Collection entries
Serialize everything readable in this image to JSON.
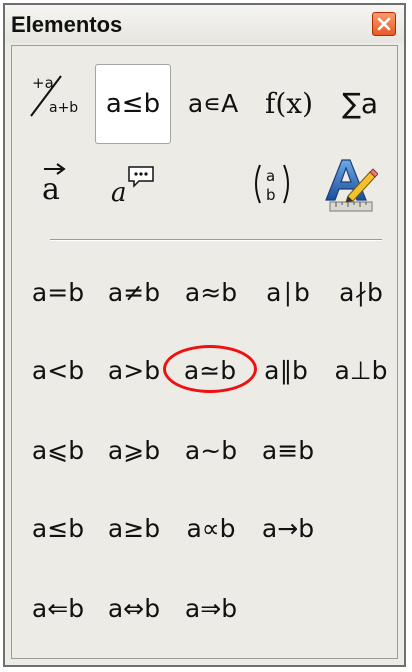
{
  "window": {
    "title": "Elementos",
    "close_icon": "close-icon"
  },
  "categories": [
    {
      "label": "+a / a+b",
      "icon": "unary-binary-operators-icon"
    },
    {
      "label": "a≤b",
      "icon": "relations-icon",
      "selected": true
    },
    {
      "label": "a∊A",
      "icon": "set-operations-icon"
    },
    {
      "label": "f(x)",
      "icon": "functions-icon"
    },
    {
      "label": "∑a",
      "icon": "operators-icon"
    },
    {
      "label": "a⃗",
      "icon": "attributes-icon"
    },
    {
      "label": "a",
      "icon": "others-icon"
    },
    {
      "label": "(a/b)",
      "icon": "brackets-icon"
    },
    {
      "label": "A",
      "icon": "formats-icon"
    }
  ],
  "relations": [
    "a=b",
    "a≠b",
    "a≈b",
    "a∣b",
    "a∤b",
    "a<b",
    "a>b",
    "a≃b",
    "a∥b",
    "a⊥b",
    "a⩽b",
    "a⩾b",
    "a~b",
    "a≡b",
    "a≤b",
    "a≥b",
    "a∝b",
    "a→b",
    "a⇐b",
    "a⇔b",
    "a⇒b"
  ],
  "highlight": {
    "item": "a≃b",
    "color": "#ee1111"
  }
}
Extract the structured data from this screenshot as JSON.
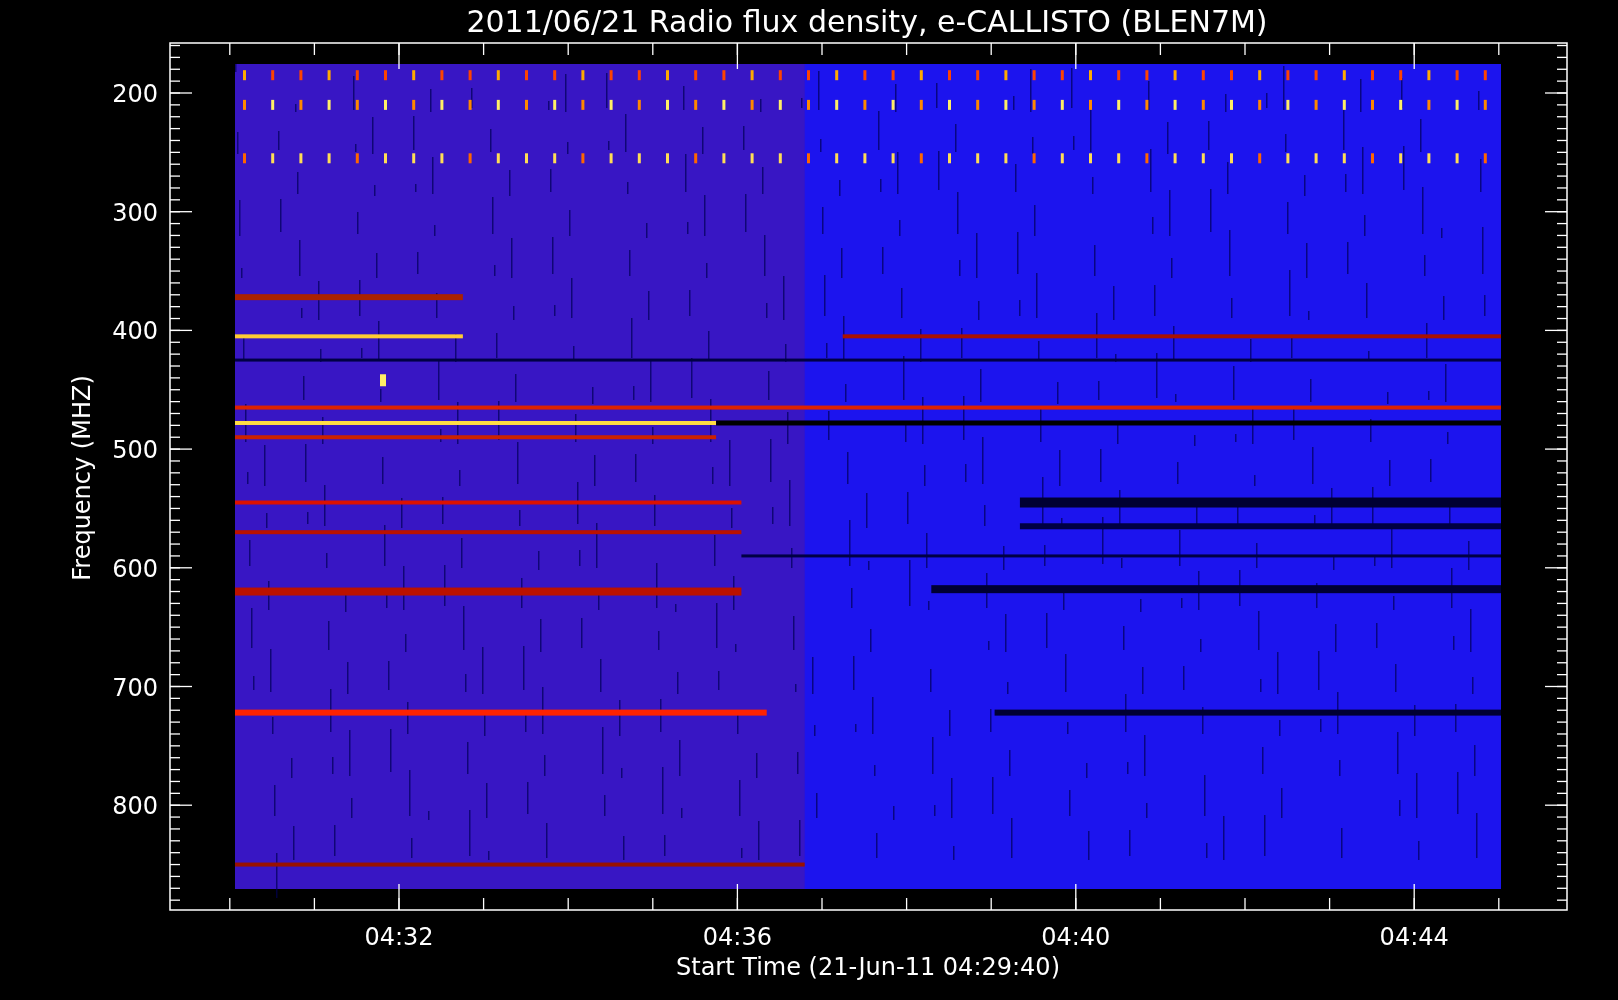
{
  "chart": {
    "title": "2011/06/21  Radio flux density, e-CALLISTO (BLEN7M)",
    "ylabel": "Frequency (MHZ)",
    "xlabel": "Start Time (21-Jun-11 04:29:40)",
    "yticks": [
      "200",
      "300",
      "400",
      "500",
      "600",
      "700",
      "800"
    ],
    "xticks": [
      "04:32",
      "04:36",
      "04:40",
      "04:44"
    ]
  }
}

§ **Problem to work on**:
Take each line of the material that contains the word "title" and list it.

§ **Response for this exercise**:
    "title": "Elementos",
    "title": "2011/06/21  Radio flux density, e-CALLISTO (BLEN7M)",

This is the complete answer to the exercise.